**JOB**
Without the pictures, return all of the material exactly as written.

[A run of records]
——————————

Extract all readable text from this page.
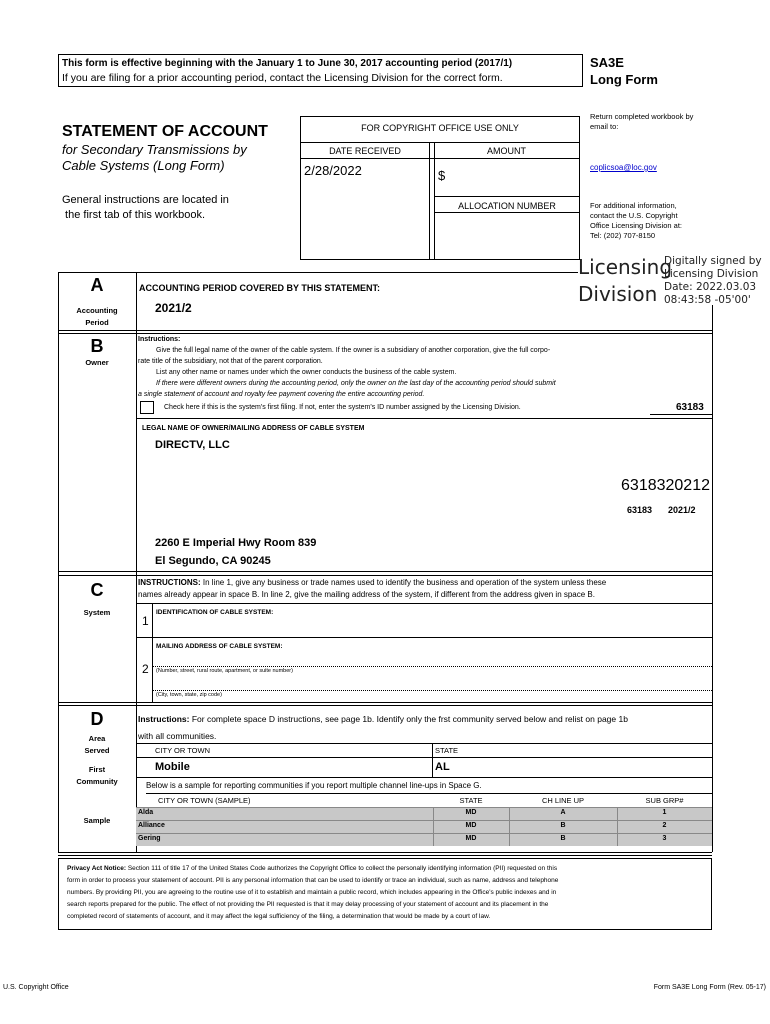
This form is effective beginning with the January 1 to June 30, 2017 accounting period (2017/1)
If you are filing for a prior accounting period, contact the Licensing Division for the correct form.
SA3E
Long Form
STATEMENT OF ACCOUNT
for Secondary Transmissions by
Cable Systems (Long Form)
General instructions are located in
the first tab of this workbook.
FOR COPYRIGHT OFFICE USE ONLY
DATE RECEIVED	AMOUNT
2/28/2022	$
ALLOCATION NUMBER
Return completed workbook by
email to:
coplicsoa@loc.gov
For additional information,
contact the U.S. Copyright
Office Licensing Division at:
Tel: (202) 707-8150
Licensing
Division
Digitally signed by
Licensing Division
Date: 2022.03.03
08:43:58 -05'00'
A
Accounting
Period
ACCOUNTING PERIOD COVERED BY THIS STATEMENT:
2021/2
B
Owner
Instructions:
Give the full legal name of the owner of the cable system. If the owner is a subsidiary of another corporation, give the full corpo-
rate title of the subsidiary, not that of the parent corporation.
List any other name or names under which the owner conducts the business of the cable system.
If there were different owners during the accounting period, only the owner on the last day of the accounting period should submit
a single statement of account and royalty fee payment covering the entire accounting period.
Check here if this is the system's first filing. If not, enter the system's ID number assigned by the Licensing Division.	63183
LEGAL NAME OF OWNER/MAILING ADDRESS OF CABLE SYSTEM
DIRECTV, LLC
6318320212
63183 2021/2
2260 E Imperial Hwy Room 839
El Segundo, CA 90245
C
System
INSTRUCTIONS: In line 1, give any business or trade names used to identify the business and operation of the system unless these
names already appear in space B. In line 2, give the mailing address of the system, if different from the address given in space B.
1
IDENTIFICATION OF CABLE SYSTEM:
MAILING ADDRESS OF CABLE SYSTEM:
2 (Number, street, rural route, apartment, or suite number)
(City, town, state, zip code)
D
Area
Served
First
Community
Sample
Instructions: For complete space D instructions, see page 1b. Identify only the frst community served below and relist on page 1b
with all communities.
CITY OR TOWN	STATE
Mobile	AL
Below is a sample for reporting communities if you report multiple channel line-ups in Space G.
CITY OR TOWN (SAMPLE)	STATE	CH LINE UP	SUB GRP#
Alda	MD	A	1
Alliance	MD	B	2
Gering	MD	B	3
Privacy Act Notice: Section 111 of title 17 of the United States Code authorizes the Copyright Office to collect the personally identifying information (PII) requested on this
form in order to process your statement of account. PII is any personal information that can be used to identify or trace an individual, such as name, address and telephone
numbers. By providing PII, you are agreeing to the routine use of it to establish and maintain a public record, which includes appearing in the Office's public indexes and in
search reports prepared for the public. The effect of not providing the PII requested is that it may delay processing of your statement of account and its placement in the
completed record of statements of account, and it may affect the legal sufficiency of the filing, a determination that would be made by a court of law.
U.S. Copyright Office	Form SA3E Long Form (Rev. 05-17)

——————————

**THE RESULT**
Extract all readable text from this page.
This form is effective beginning with the January 1 to June 30, 2017 accounting period (2017/1)
If you are filing for a prior accounting period, contact the Licensing Division for the correct form.
SA3E
Long Form
STATEMENT OF ACCOUNT
for Secondary Transmissions by
Cable Systems (Long Form)
General instructions are located in
the first tab of this workbook.
FOR COPYRIGHT OFFICE USE ONLY
DATE RECEIVED	AMOUNT
2/28/2022	$
ALLOCATION NUMBER
Return completed workbook by
email to:
coplicsoa@loc.gov
For additional information,
contact the U.S. Copyright
Office Licensing Division at:
Tel: (202) 707-8150
Licensing
Division
Digitally signed by
Licensing Division
Date: 2022.03.03
08:43:58 -05'00'
A
Accounting
Period
ACCOUNTING PERIOD COVERED BY THIS STATEMENT:
2021/2
B
Owner
Instructions:
Give the full legal name of the owner of the cable system. If the owner is a subsidiary of another corporation, give the full corpo-
rate title of the subsidiary, not that of the parent corporation.
List any other name or names under which the owner conducts the business of the cable system.
If there were different owners during the accounting period, only the owner on the last day of the accounting period should submit
a single statement of account and royalty fee payment covering the entire accounting period.
Check here if this is the system's first filing. If not, enter the system's ID number assigned by the Licensing Division.	63183
LEGAL NAME OF OWNER/MAILING ADDRESS OF CABLE SYSTEM
DIRECTV, LLC
6318320212
63183 2021/2
2260 E Imperial Hwy Room 839
El Segundo, CA 90245
C
System
INSTRUCTIONS: In line 1, give any business or trade names used to identify the business and operation of the system unless these
names already appear in space B. In line 2, give the mailing address of the system, if different from the address given in space B.
1
IDENTIFICATION OF CABLE SYSTEM:
MAILING ADDRESS OF CABLE SYSTEM:
2 (Number, street, rural route, apartment, or suite number)
(City, town, state, zip code)
D
Area
Served
First
Community
Sample
Instructions: For complete space D instructions, see page 1b. Identify only the frst community served below and relist on page 1b
with all communities.
CITY OR TOWN	STATE
Mobile	AL
Below is a sample for reporting communities if you report multiple channel line-ups in Space G.
CITY OR TOWN (SAMPLE)	STATE	CH LINE UP	SUB GRP#
Alda	MD	A	1
Alliance	MD	B	2
Gering	MD	B	3
Privacy Act Notice: Section 111 of title 17 of the United States Code authorizes the Copyright Office to collect the personally identifying information (PII) requested on this
form in order to process your statement of account. PII is any personal information that can be used to identify or trace an individual, such as name, address and telephone
numbers. By providing PII, you are agreeing to the routine use of it to establish and maintain a public record, which includes appearing in the Office's public indexes and in
search reports prepared for the public. The effect of not providing the PII requested is that it may delay processing of your statement of account and its placement in the
completed record of statements of account, and it may affect the legal sufficiency of the filing, a determination that would be made by a court of law.
U.S. Copyright Office	Form SA3E Long Form (Rev. 05-17)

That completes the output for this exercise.